**Supplied data**.
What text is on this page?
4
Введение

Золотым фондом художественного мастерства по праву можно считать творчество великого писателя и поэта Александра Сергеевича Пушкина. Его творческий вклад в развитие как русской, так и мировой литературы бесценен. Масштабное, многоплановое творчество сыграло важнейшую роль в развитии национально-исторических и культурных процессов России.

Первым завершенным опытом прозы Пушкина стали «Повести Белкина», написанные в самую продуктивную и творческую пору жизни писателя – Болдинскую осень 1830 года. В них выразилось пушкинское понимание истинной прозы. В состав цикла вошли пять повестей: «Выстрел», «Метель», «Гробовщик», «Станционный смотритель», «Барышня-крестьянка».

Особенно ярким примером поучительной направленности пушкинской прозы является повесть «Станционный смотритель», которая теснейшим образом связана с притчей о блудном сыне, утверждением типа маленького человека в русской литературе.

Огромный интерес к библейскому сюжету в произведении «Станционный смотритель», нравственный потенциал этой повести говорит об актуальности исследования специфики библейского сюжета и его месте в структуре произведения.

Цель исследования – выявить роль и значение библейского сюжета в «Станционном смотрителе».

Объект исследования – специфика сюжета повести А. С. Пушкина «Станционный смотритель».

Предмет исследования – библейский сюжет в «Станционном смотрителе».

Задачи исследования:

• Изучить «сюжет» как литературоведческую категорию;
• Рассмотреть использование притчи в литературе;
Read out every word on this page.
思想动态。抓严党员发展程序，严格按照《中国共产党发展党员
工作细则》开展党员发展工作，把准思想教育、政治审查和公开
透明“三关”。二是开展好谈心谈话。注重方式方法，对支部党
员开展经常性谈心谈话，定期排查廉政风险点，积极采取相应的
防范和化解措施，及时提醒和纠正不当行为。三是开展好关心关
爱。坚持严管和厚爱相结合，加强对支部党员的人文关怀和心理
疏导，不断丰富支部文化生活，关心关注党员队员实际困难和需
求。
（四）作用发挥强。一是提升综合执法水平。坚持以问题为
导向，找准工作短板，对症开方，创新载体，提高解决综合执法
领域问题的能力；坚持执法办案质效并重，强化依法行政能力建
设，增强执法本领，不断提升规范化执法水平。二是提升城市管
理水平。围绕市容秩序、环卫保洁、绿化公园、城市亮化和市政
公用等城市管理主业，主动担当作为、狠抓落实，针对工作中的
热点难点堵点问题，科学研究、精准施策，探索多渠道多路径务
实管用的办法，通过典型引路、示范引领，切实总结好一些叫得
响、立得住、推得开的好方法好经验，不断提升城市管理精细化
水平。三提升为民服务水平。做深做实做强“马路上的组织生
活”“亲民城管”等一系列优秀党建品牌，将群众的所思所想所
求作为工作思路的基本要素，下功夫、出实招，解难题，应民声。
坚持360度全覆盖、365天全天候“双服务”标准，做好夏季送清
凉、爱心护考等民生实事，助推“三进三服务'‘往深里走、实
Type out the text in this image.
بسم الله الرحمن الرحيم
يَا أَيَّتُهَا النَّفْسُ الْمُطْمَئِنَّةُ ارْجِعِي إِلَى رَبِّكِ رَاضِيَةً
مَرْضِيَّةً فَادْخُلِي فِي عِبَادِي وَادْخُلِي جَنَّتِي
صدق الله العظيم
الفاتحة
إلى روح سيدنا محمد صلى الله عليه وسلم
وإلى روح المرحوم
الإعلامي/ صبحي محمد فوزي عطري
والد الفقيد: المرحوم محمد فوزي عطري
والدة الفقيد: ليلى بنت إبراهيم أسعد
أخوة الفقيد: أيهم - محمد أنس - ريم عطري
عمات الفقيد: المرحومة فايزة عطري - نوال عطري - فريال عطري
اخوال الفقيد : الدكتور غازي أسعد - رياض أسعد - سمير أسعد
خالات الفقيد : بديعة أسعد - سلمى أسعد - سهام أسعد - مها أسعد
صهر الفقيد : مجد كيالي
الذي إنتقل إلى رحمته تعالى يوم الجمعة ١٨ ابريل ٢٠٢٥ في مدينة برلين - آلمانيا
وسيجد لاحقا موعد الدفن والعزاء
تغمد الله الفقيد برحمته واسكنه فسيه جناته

**Work required**.
Return each entry from the material above exactly as it appears.

**Exercise solution**.
What text is on this page?
4
Введение

Золотым фондом художественного мастерства по праву можно считать творчество великого писателя и поэта Александра Сергеевича Пушкина. Его творческий вклад в развитие как русской, так и мировой литературы бесценен. Масштабное, многоплановое творчество сыграло важнейшую роль в развитии национально-исторических и культурных процессов России.

Первым завершенным опытом прозы Пушкина стали «Повести Белкина», написанные в самую продуктивную и творческую пору жизни писателя – Болдинскую осень 1830 года. В них выразилось пушкинское понимание истинной прозы. В состав цикла вошли пять повестей: «Выстрел», «Метель», «Гробовщик», «Станционный смотритель», «Барышня-крестьянка».

Особенно ярким примером поучительной направленности пушкинской прозы является повесть «Станционный смотритель», которая теснейшим образом связана с притчей о блудном сыне, утверждением типа маленького человека в русской литературе.

Огромный интерес к библейскому сюжету в произведении «Станционный смотритель», нравственный потенциал этой повести говорит об актуальности исследования специфики библейского сюжета и его месте в структуре произведения.

Цель исследования – выявить роль и значение библейского сюжета в «Станционном смотрителе».

Объект исследования – специфика сюжета повести А. С. Пушкина «Станционный смотритель».

Предмет исследования – библейский сюжет в «Станционном смотрителе».

Задачи исследования:

• Изучить «сюжет» как литературоведческую категорию;
• Рассмотреть использование притчи в литературе;
Read out every word on this page.
思想动态。抓严党员发展程序，严格按照《中国共产党发展党员
工作细则》开展党员发展工作，把准思想教育、政治审查和公开
透明“三关”。二是开展好谈心谈话。注重方式方法，对支部党
员开展经常性谈心谈话，定期排查廉政风险点，积极采取相应的
防范和化解措施，及时提醒和纠正不当行为。三是开展好关心关
爱。坚持严管和厚爱相结合，加强对支部党员的人文关怀和心理
疏导，不断丰富支部文化生活，关心关注党员队员实际困难和需
求。
（四）作用发挥强。一是提升综合执法水平。坚持以问题为
导向，找准工作短板，对症开方，创新载体，提高解决综合执法
领域问题的能力；坚持执法办案质效并重，强化依法行政能力建
设，增强执法本领，不断提升规范化执法水平。二是提升城市管
理水平。围绕市容秩序、环卫保洁、绿化公园、城市亮化和市政
公用等城市管理主业，主动担当作为、狠抓落实，针对工作中的
热点难点堵点问题，科学研究、精准施策，探索多渠道多路径务
实管用的办法，通过典型引路、示范引领，切实总结好一些叫得
响、立得住、推得开的好方法好经验，不断提升城市管理精细化
水平。三提升为民服务水平。做深做实做强“马路上的组织生
活”“亲民城管”等一系列优秀党建品牌，将群众的所思所想所
求作为工作思路的基本要素，下功夫、出实招，解难题，应民声。
坚持360度全覆盖、365天全天候“双服务”标准，做好夏季送清
凉、爱心护考等民生实事，助推“三进三服务'‘往深里走、实
Type out the text in this image.
بسم الله الرحمن الرحيم
يَا أَيَّتُهَا النَّفْسُ الْمُطْمَئِنَّةُ ارْجِعِي إِلَى رَبِّكِ رَاضِيَةً
مَرْضِيَّةً فَادْخُلِي فِي عِبَادِي وَادْخُلِي جَنَّتِي
صدق الله العظيم
الفاتحة
إلى روح سيدنا محمد صلى الله عليه وسلم
وإلى روح المرحوم
الإعلامي/ صبحي محمد فوزي عطري
والد الفقيد: المرحوم محمد فوزي عطري
والدة الفقيد: ليلى بنت إبراهيم أسعد
أخوة الفقيد: أيهم - محمد أنس - ريم عطري
عمات الفقيد: المرحومة فايزة عطري - نوال عطري - فريال عطري
اخوال الفقيد : الدكتور غازي أسعد - رياض أسعد - سمير أسعد
خالات الفقيد : بديعة أسعد - سلمى أسعد - سهام أسعد - مها أسعد
صهر الفقيد : مجد كيالي
الذي إنتقل إلى رحمته تعالى يوم الجمعة ١٨ ابريل ٢٠٢٥ في مدينة برلين - آلمانيا
وسيجد لاحقا موعد الدفن والعزاء
تغمد الله الفقيد برحمته واسكنه فسيه جناته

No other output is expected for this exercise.